To be done :: Using the data below, copy every line that contains the word "Подраздел".

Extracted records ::
begin
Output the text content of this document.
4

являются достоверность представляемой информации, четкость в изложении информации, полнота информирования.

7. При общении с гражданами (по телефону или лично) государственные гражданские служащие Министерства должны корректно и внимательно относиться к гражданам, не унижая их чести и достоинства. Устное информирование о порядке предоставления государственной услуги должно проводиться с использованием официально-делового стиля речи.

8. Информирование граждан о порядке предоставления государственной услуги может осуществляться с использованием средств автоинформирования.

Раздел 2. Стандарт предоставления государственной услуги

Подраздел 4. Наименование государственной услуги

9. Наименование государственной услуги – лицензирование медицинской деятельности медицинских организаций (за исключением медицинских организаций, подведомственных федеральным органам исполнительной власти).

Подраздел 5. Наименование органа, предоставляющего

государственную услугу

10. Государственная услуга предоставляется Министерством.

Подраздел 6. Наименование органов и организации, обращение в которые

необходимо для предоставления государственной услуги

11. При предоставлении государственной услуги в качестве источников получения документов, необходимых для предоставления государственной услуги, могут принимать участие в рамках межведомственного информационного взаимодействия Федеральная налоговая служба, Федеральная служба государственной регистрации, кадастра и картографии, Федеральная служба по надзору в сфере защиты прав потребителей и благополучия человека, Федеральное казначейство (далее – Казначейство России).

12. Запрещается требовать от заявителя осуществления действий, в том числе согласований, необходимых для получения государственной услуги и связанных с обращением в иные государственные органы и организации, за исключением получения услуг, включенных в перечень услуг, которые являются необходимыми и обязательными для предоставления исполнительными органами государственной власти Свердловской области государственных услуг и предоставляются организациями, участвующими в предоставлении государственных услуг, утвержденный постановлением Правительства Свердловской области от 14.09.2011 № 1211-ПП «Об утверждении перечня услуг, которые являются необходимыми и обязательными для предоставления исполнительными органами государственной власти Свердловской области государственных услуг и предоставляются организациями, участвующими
end
Worked answer ::
Подраздел 4. Наименование государственной услуги
Подраздел 5. Наименование органа, предоставляющего
Подраздел 6. Наименование органов и организации, обращение в которые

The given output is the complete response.